*Work to complete:*
Rename "colorbar-tick-label" to "legend-tick-label" in every one of the rows below, and give the rows back with nothing else changed.

========================================

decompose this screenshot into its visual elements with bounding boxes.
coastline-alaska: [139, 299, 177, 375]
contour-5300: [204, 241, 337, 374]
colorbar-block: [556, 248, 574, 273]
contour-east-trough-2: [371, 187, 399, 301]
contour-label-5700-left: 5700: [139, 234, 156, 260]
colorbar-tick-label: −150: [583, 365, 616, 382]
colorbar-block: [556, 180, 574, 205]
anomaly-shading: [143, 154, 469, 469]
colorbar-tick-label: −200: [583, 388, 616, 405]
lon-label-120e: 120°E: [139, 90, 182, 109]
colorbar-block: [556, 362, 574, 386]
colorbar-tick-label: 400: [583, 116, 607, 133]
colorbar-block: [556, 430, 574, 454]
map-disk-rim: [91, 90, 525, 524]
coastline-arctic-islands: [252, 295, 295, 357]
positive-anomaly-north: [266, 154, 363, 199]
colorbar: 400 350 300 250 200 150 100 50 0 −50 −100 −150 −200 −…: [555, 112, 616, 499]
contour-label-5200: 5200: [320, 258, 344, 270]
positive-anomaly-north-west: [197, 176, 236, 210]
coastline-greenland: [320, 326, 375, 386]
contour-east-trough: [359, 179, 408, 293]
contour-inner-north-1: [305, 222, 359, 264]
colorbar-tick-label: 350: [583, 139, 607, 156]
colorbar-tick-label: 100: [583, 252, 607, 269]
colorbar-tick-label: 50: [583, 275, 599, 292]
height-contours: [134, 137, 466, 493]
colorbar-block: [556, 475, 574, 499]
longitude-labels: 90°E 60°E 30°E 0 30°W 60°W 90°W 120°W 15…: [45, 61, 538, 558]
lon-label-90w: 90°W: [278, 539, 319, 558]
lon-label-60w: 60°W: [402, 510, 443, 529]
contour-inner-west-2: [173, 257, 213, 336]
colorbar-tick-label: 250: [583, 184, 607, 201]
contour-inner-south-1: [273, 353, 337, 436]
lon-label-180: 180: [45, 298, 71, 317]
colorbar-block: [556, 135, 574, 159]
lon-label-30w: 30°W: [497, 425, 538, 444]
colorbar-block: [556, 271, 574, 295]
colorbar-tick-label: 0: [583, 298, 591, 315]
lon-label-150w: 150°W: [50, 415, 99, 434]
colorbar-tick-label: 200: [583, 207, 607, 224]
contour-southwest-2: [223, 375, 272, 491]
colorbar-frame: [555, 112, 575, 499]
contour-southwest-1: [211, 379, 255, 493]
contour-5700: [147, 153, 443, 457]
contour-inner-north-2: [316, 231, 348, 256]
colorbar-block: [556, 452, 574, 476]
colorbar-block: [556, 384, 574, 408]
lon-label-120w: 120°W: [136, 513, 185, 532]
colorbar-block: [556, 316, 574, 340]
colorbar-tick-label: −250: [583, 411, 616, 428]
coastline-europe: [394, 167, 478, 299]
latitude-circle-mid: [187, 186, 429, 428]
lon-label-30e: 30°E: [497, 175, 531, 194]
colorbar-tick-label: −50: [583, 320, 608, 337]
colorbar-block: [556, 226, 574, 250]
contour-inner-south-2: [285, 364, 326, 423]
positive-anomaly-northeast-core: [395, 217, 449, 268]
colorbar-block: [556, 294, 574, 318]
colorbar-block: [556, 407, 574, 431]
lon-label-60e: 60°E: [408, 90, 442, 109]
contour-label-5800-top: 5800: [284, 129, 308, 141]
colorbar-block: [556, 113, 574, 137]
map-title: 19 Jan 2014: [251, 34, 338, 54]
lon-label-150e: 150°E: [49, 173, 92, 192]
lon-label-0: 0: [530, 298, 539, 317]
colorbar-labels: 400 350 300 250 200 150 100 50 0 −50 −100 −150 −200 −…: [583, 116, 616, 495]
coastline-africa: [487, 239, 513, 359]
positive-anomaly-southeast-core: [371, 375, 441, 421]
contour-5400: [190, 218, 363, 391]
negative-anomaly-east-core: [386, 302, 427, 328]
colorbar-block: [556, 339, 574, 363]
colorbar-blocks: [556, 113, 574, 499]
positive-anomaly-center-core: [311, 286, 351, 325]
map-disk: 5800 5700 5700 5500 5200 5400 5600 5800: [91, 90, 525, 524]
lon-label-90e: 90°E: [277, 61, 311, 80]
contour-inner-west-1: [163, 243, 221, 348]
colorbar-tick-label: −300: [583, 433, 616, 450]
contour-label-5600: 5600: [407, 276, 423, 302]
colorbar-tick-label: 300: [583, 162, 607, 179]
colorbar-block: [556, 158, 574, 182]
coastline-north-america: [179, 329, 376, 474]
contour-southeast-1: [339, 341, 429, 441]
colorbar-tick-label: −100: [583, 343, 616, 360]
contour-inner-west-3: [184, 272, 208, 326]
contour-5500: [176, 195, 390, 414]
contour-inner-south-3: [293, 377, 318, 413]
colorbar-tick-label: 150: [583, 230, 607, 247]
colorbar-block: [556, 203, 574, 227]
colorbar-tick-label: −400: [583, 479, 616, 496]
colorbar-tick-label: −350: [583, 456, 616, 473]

========================================

*Response below:*
decompose this screenshot into its visual elements with bounding boxes.
coastline-alaska: [139, 299, 177, 375]
contour-5300: [204, 241, 337, 374]
colorbar-block: [556, 248, 574, 273]
contour-east-trough-2: [371, 187, 399, 301]
contour-label-5700-left: 5700: [139, 234, 156, 260]
legend-tick-label: −150: [583, 365, 616, 382]
colorbar-block: [556, 180, 574, 205]
anomaly-shading: [143, 154, 469, 469]
legend-tick-label: −200: [583, 388, 616, 405]
lon-label-120e: 120°E: [139, 90, 182, 109]
colorbar-block: [556, 362, 574, 386]
legend-tick-label: 400: [583, 116, 607, 133]
colorbar-block: [556, 430, 574, 454]
map-disk-rim: [91, 90, 525, 524]
coastline-arctic-islands: [252, 295, 295, 357]
positive-anomaly-north: [266, 154, 363, 199]
colorbar: 400 350 300 250 200 150 100 50 0 −50 −100 −150 −200 −…: [555, 112, 616, 499]
contour-label-5200: 5200: [320, 258, 344, 270]
positive-anomaly-north-west: [197, 176, 236, 210]
coastline-greenland: [320, 326, 375, 386]
contour-east-trough: [359, 179, 408, 293]
contour-inner-north-1: [305, 222, 359, 264]
legend-tick-label: 350: [583, 139, 607, 156]
legend-tick-label: 100: [583, 252, 607, 269]
legend-tick-label: 50: [583, 275, 599, 292]
height-contours: [134, 137, 466, 493]
colorbar-block: [556, 475, 574, 499]
longitude-labels: 90°E 60°E 30°E 0 30°W 60°W 90°W 120°W 15…: [45, 61, 538, 558]
lon-label-90w: 90°W: [278, 539, 319, 558]
lon-label-60w: 60°W: [402, 510, 443, 529]
contour-inner-west-2: [173, 257, 213, 336]
legend-tick-label: 250: [583, 184, 607, 201]
contour-inner-south-1: [273, 353, 337, 436]
lon-label-180: 180: [45, 298, 71, 317]
colorbar-block: [556, 135, 574, 159]
lon-label-30w: 30°W: [497, 425, 538, 444]
colorbar-block: [556, 271, 574, 295]
legend-tick-label: 0: [583, 298, 591, 315]
lon-label-150w: 150°W: [50, 415, 99, 434]
legend-tick-label: 200: [583, 207, 607, 224]
contour-southwest-2: [223, 375, 272, 491]
colorbar-frame: [555, 112, 575, 499]
contour-southwest-1: [211, 379, 255, 493]
contour-5700: [147, 153, 443, 457]
contour-inner-north-2: [316, 231, 348, 256]
colorbar-block: [556, 452, 574, 476]
colorbar-block: [556, 384, 574, 408]
lon-label-120w: 120°W: [136, 513, 185, 532]
colorbar-block: [556, 316, 574, 340]
legend-tick-label: −250: [583, 411, 616, 428]
coastline-europe: [394, 167, 478, 299]
latitude-circle-mid: [187, 186, 429, 428]
lon-label-30e: 30°E: [497, 175, 531, 194]
legend-tick-label: −50: [583, 320, 608, 337]
colorbar-block: [556, 226, 574, 250]
contour-inner-south-2: [285, 364, 326, 423]
positive-anomaly-northeast-core: [395, 217, 449, 268]
colorbar-block: [556, 294, 574, 318]
colorbar-block: [556, 407, 574, 431]
lon-label-60e: 60°E: [408, 90, 442, 109]
contour-label-5800-top: 5800: [284, 129, 308, 141]
colorbar-block: [556, 113, 574, 137]
map-title: 19 Jan 2014: [251, 34, 338, 54]
lon-label-150e: 150°E: [49, 173, 92, 192]
lon-label-0: 0: [530, 298, 539, 317]
colorbar-labels: 400 350 300 250 200 150 100 50 0 −50 −100 −150 −200 −…: [583, 116, 616, 495]
coastline-africa: [487, 239, 513, 359]
positive-anomaly-southeast-core: [371, 375, 441, 421]
contour-5400: [190, 218, 363, 391]
negative-anomaly-east-core: [386, 302, 427, 328]
colorbar-block: [556, 339, 574, 363]
colorbar-blocks: [556, 113, 574, 499]
positive-anomaly-center-core: [311, 286, 351, 325]
map-disk: 5800 5700 5700 5500 5200 5400 5600 5800: [91, 90, 525, 524]
lon-label-90e: 90°E: [277, 61, 311, 80]
contour-inner-west-1: [163, 243, 221, 348]
legend-tick-label: −300: [583, 433, 616, 450]
contour-label-5600: 5600: [407, 276, 423, 302]
legend-tick-label: 300: [583, 162, 607, 179]
colorbar-block: [556, 158, 574, 182]
coastline-north-america: [179, 329, 376, 474]
contour-southeast-1: [339, 341, 429, 441]
legend-tick-label: −100: [583, 343, 616, 360]
contour-inner-west-3: [184, 272, 208, 326]
contour-5500: [176, 195, 390, 414]
contour-inner-south-3: [293, 377, 318, 413]
legend-tick-label: 150: [583, 230, 607, 247]
colorbar-block: [556, 203, 574, 227]
legend-tick-label: −400: [583, 479, 616, 496]
legend-tick-label: −350: [583, 456, 616, 473]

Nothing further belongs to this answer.